What to produce:
Please copy every line from the records below that contains the string "Diseases".

[Data for this task Boundary: Start]

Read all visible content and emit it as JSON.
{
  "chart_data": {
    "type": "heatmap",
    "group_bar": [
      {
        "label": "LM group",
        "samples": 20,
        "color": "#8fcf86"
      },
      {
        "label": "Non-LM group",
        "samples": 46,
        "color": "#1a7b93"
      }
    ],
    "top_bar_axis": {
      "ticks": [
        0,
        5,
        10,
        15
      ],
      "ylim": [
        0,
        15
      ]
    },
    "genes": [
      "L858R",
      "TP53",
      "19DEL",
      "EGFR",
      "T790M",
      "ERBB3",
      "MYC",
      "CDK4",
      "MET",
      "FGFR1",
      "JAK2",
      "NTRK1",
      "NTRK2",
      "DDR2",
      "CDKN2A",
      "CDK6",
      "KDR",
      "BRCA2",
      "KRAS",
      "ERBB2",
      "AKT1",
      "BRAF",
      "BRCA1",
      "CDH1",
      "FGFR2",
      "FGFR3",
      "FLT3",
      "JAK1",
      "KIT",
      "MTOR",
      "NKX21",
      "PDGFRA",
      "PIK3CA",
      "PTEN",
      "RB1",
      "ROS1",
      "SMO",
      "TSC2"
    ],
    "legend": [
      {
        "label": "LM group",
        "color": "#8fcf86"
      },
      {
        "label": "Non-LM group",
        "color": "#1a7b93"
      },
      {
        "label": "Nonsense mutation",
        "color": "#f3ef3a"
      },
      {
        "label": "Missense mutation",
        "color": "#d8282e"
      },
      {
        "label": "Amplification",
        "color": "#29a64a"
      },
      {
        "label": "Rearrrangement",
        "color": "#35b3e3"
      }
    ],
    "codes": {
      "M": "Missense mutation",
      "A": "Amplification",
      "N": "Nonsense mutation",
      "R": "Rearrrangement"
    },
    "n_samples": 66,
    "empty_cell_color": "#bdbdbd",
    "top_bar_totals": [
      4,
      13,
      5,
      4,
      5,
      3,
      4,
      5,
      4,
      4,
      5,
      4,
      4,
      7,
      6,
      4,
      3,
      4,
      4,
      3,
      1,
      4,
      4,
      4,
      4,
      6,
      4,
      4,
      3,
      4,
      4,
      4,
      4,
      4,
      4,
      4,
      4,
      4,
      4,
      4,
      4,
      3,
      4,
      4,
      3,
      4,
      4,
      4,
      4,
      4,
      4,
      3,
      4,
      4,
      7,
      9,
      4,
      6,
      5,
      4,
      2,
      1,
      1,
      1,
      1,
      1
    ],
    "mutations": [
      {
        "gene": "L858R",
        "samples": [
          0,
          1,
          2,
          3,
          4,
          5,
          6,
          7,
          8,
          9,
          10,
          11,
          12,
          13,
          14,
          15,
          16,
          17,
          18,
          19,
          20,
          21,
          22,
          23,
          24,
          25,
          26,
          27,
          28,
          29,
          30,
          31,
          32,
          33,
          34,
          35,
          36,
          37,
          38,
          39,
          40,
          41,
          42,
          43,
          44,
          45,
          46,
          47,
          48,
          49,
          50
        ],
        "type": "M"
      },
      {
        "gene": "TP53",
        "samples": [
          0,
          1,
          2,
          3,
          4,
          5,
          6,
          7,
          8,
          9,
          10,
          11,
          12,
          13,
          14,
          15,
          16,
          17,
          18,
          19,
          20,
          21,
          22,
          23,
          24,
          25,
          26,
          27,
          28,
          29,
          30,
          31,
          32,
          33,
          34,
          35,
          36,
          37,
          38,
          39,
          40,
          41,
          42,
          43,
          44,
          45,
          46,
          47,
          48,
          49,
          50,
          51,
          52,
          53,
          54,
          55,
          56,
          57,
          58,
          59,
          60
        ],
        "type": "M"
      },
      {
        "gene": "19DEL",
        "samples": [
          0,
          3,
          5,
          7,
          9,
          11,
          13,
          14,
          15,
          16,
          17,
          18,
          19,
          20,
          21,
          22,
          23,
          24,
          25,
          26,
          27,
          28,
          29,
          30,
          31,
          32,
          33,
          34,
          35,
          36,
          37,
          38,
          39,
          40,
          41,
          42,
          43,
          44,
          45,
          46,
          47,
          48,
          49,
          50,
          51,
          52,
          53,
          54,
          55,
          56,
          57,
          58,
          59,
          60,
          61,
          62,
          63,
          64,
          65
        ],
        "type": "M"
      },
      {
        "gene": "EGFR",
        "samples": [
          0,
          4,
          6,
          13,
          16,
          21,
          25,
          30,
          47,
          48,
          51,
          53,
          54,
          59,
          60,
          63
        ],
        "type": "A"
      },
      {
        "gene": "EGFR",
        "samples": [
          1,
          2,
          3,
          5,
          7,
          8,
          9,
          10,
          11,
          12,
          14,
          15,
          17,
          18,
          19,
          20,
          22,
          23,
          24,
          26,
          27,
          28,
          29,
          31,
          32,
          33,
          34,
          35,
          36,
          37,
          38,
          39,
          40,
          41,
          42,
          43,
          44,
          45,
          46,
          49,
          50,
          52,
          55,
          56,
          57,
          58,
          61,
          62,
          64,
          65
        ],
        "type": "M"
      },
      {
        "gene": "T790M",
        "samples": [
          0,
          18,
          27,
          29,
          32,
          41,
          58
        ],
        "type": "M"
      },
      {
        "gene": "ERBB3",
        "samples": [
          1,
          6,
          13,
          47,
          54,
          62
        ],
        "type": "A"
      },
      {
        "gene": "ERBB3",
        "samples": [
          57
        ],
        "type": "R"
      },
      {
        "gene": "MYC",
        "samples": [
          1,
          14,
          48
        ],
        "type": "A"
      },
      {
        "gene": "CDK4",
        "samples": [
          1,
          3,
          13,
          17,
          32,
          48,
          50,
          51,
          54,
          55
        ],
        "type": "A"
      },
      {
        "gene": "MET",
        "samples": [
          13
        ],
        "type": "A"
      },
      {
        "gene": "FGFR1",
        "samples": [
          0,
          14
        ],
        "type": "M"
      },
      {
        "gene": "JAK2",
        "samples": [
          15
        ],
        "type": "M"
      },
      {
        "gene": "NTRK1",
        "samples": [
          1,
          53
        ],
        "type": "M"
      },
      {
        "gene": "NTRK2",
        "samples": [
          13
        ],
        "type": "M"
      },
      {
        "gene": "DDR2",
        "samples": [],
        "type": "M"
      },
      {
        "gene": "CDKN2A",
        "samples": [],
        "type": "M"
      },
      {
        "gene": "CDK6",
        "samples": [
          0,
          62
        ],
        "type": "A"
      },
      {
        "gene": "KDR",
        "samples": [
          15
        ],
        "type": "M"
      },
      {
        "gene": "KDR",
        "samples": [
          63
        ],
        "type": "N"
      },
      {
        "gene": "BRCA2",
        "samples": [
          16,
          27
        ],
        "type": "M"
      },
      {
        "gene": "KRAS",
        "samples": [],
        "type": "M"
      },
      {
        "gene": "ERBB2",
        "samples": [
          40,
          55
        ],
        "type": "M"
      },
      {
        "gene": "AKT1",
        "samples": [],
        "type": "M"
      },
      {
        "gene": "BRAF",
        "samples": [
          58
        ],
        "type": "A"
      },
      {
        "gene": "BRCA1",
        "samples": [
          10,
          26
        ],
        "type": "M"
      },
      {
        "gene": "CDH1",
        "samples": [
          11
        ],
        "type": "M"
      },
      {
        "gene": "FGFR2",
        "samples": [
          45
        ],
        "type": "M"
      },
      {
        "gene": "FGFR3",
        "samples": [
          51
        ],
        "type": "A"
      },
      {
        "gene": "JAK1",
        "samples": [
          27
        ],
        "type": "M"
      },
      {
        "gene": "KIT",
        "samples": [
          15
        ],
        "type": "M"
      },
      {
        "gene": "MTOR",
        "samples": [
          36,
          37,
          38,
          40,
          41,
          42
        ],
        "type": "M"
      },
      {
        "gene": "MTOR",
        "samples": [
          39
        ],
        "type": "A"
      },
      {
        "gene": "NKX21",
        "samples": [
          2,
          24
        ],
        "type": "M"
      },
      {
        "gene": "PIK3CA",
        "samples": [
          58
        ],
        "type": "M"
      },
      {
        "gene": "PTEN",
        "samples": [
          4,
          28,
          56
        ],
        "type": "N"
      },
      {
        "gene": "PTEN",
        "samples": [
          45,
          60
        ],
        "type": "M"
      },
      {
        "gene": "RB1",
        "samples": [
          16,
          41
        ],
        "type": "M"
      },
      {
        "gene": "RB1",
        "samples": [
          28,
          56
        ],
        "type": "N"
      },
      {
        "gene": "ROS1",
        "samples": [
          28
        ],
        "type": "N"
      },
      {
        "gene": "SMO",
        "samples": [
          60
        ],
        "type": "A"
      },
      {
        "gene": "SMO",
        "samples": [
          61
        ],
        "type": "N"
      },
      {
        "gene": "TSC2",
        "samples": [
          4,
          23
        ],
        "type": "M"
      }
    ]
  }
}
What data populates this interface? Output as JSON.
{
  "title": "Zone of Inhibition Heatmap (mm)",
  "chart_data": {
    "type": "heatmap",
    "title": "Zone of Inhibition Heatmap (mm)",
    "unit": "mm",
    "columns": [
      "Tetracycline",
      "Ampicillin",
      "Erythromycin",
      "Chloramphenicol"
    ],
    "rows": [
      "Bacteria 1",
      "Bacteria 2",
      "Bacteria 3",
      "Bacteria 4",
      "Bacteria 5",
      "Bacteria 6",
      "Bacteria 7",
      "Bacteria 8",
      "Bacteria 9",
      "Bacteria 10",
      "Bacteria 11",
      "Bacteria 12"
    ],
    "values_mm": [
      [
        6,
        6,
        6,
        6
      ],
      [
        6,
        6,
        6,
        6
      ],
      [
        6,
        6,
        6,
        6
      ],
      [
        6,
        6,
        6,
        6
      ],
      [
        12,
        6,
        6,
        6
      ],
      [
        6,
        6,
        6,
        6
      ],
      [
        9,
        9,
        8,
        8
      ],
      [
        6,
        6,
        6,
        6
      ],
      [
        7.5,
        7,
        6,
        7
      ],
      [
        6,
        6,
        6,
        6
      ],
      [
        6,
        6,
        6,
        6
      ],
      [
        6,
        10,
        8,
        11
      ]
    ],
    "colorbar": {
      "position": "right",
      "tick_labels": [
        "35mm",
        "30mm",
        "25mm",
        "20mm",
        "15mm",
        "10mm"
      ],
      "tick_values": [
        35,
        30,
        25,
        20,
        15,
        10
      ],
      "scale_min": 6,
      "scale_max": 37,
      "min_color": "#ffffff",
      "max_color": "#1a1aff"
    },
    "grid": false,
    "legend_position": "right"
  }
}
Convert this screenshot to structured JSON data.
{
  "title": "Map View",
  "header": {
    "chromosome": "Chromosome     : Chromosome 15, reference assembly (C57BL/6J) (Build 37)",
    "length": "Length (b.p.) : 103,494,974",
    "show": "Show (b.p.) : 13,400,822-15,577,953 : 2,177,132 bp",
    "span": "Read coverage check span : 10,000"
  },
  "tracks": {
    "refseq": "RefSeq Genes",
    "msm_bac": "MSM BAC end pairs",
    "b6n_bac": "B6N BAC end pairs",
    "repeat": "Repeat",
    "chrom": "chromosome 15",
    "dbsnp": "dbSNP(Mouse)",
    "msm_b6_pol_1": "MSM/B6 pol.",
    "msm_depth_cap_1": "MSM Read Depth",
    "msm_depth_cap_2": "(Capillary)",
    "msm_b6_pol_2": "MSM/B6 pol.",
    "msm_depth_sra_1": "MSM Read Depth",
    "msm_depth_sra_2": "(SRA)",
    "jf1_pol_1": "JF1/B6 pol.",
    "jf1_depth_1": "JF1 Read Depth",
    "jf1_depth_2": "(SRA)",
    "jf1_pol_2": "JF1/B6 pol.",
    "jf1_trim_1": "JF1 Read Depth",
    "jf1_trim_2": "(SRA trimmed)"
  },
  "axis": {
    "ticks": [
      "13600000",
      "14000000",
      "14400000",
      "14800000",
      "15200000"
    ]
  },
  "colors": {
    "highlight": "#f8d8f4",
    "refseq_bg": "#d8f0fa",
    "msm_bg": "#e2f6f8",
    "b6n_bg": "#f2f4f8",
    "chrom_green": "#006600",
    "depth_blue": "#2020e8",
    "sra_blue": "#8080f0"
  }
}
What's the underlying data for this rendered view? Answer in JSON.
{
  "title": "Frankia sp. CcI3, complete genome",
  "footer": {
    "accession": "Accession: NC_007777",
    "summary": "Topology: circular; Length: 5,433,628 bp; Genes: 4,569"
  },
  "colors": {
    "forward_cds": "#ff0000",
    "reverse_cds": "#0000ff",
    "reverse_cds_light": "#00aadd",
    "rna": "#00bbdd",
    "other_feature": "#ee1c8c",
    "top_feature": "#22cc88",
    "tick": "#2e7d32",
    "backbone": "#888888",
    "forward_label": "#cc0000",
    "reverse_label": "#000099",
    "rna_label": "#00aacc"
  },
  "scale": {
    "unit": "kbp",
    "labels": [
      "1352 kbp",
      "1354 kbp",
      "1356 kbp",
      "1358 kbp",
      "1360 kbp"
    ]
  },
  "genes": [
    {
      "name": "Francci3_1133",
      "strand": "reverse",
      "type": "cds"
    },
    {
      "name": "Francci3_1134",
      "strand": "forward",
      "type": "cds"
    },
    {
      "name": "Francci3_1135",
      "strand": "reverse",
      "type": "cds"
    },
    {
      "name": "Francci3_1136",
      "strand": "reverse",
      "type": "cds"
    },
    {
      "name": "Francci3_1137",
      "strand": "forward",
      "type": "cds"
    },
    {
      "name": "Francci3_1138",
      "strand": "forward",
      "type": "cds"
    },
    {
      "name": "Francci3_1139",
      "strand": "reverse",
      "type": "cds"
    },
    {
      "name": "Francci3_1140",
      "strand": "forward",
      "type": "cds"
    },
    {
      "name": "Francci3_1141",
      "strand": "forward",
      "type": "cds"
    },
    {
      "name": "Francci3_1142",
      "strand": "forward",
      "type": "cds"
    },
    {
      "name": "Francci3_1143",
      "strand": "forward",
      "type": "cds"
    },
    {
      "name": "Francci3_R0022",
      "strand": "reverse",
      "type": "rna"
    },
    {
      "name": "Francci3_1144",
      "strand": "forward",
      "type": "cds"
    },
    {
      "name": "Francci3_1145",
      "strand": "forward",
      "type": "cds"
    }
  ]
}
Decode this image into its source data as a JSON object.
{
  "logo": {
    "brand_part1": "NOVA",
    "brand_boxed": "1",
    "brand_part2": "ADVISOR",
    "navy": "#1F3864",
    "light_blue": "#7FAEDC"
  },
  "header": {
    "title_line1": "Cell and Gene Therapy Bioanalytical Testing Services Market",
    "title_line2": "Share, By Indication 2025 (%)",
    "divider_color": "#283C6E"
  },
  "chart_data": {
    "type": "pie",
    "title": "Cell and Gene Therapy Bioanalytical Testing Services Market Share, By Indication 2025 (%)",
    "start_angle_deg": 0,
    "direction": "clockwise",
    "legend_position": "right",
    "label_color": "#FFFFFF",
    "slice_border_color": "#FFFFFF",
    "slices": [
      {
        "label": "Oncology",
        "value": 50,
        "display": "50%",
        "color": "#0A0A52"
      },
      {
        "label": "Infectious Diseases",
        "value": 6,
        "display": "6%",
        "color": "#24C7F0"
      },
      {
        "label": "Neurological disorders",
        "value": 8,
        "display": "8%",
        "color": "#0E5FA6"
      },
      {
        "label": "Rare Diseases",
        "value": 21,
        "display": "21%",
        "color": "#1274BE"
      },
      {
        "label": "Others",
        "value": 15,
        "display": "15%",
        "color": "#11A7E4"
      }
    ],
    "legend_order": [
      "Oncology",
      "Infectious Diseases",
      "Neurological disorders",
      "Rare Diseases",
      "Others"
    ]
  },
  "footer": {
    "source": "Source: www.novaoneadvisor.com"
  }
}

[Data for this task Boundary: End]

Answer section:
        "label": "Infectious Diseases",
        "label": "Rare Diseases",
      "Infectious Diseases",
      "Rare Diseases",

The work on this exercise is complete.